** start **
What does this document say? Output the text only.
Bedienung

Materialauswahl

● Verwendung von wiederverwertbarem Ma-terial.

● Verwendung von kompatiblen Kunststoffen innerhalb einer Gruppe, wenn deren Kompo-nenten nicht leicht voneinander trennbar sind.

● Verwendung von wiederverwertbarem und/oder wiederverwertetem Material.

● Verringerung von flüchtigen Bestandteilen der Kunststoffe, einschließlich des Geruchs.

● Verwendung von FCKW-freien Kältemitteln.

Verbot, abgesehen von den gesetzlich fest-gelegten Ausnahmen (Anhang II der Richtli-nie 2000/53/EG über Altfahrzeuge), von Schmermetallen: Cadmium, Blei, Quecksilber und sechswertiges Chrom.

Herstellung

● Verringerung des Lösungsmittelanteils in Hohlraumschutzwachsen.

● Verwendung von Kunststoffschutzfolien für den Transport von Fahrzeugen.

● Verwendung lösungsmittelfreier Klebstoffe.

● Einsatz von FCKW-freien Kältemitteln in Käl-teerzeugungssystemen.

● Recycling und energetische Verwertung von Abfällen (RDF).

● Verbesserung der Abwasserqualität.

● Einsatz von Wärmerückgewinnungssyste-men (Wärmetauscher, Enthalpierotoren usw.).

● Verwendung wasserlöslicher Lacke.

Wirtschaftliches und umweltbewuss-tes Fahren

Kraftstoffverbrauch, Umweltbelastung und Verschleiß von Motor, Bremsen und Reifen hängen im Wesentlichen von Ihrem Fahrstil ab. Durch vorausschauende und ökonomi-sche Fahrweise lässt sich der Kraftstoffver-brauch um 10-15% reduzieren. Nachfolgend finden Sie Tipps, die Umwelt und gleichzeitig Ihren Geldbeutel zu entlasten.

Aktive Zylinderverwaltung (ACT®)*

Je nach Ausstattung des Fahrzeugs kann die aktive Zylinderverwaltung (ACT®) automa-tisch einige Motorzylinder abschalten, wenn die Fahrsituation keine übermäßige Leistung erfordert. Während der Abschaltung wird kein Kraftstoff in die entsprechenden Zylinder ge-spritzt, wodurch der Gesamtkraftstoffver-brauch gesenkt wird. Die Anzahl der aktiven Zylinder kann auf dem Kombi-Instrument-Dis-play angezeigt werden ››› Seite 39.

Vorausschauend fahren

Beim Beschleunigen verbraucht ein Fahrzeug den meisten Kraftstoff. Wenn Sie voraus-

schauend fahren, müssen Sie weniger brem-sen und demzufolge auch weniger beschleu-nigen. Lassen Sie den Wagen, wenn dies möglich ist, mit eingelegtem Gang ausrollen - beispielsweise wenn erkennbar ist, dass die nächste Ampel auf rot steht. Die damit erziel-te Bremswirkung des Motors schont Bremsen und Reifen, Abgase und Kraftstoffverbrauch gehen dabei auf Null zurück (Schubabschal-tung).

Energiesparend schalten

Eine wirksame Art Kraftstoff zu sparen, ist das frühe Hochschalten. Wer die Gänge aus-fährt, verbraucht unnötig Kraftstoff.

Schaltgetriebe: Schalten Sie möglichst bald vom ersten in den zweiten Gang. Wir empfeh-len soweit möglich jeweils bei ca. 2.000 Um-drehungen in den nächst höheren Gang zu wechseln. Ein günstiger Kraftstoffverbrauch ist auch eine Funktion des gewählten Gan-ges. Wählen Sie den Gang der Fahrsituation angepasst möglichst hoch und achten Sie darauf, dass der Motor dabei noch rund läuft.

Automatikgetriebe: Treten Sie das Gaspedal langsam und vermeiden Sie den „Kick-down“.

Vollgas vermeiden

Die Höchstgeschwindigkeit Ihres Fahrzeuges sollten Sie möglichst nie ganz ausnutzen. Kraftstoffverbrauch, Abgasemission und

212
** end **
Required task -> Write the listing out again, exactly as it reads.

Expected answer ->
What does this document say? Output the text only.
Bedienung

Materialauswahl

● Verwendung von wiederverwertbarem Ma-terial.

● Verwendung von kompatiblen Kunststoffen innerhalb einer Gruppe, wenn deren Kompo-nenten nicht leicht voneinander trennbar sind.

● Verwendung von wiederverwertbarem und/oder wiederverwertetem Material.

● Verringerung von flüchtigen Bestandteilen der Kunststoffe, einschließlich des Geruchs.

● Verwendung von FCKW-freien Kältemitteln.

Verbot, abgesehen von den gesetzlich fest-gelegten Ausnahmen (Anhang II der Richtli-nie 2000/53/EG über Altfahrzeuge), von Schmermetallen: Cadmium, Blei, Quecksilber und sechswertiges Chrom.

Herstellung

● Verringerung des Lösungsmittelanteils in Hohlraumschutzwachsen.

● Verwendung von Kunststoffschutzfolien für den Transport von Fahrzeugen.

● Verwendung lösungsmittelfreier Klebstoffe.

● Einsatz von FCKW-freien Kältemitteln in Käl-teerzeugungssystemen.

● Recycling und energetische Verwertung von Abfällen (RDF).

● Verbesserung der Abwasserqualität.

● Einsatz von Wärmerückgewinnungssyste-men (Wärmetauscher, Enthalpierotoren usw.).

● Verwendung wasserlöslicher Lacke.

Wirtschaftliches und umweltbewuss-tes Fahren

Kraftstoffverbrauch, Umweltbelastung und Verschleiß von Motor, Bremsen und Reifen hängen im Wesentlichen von Ihrem Fahrstil ab. Durch vorausschauende und ökonomi-sche Fahrweise lässt sich der Kraftstoffver-brauch um 10-15% reduzieren. Nachfolgend finden Sie Tipps, die Umwelt und gleichzeitig Ihren Geldbeutel zu entlasten.

Aktive Zylinderverwaltung (ACT®)*

Je nach Ausstattung des Fahrzeugs kann die aktive Zylinderverwaltung (ACT®) automa-tisch einige Motorzylinder abschalten, wenn die Fahrsituation keine übermäßige Leistung erfordert. Während der Abschaltung wird kein Kraftstoff in die entsprechenden Zylinder ge-spritzt, wodurch der Gesamtkraftstoffver-brauch gesenkt wird. Die Anzahl der aktiven Zylinder kann auf dem Kombi-Instrument-Dis-play angezeigt werden ››› Seite 39.

Vorausschauend fahren

Beim Beschleunigen verbraucht ein Fahrzeug den meisten Kraftstoff. Wenn Sie voraus-

schauend fahren, müssen Sie weniger brem-sen und demzufolge auch weniger beschleu-nigen. Lassen Sie den Wagen, wenn dies möglich ist, mit eingelegtem Gang ausrollen - beispielsweise wenn erkennbar ist, dass die nächste Ampel auf rot steht. Die damit erziel-te Bremswirkung des Motors schont Bremsen und Reifen, Abgase und Kraftstoffverbrauch gehen dabei auf Null zurück (Schubabschal-tung).

Energiesparend schalten

Eine wirksame Art Kraftstoff zu sparen, ist das frühe Hochschalten. Wer die Gänge aus-fährt, verbraucht unnötig Kraftstoff.

Schaltgetriebe: Schalten Sie möglichst bald vom ersten in den zweiten Gang. Wir empfeh-len soweit möglich jeweils bei ca. 2.000 Um-drehungen in den nächst höheren Gang zu wechseln. Ein günstiger Kraftstoffverbrauch ist auch eine Funktion des gewählten Gan-ges. Wählen Sie den Gang der Fahrsituation angepasst möglichst hoch und achten Sie darauf, dass der Motor dabei noch rund läuft.

Automatikgetriebe: Treten Sie das Gaspedal langsam und vermeiden Sie den „Kick-down“.

Vollgas vermeiden

Die Höchstgeschwindigkeit Ihres Fahrzeuges sollten Sie möglichst nie ganz ausnutzen. Kraftstoffverbrauch, Abgasemission und

212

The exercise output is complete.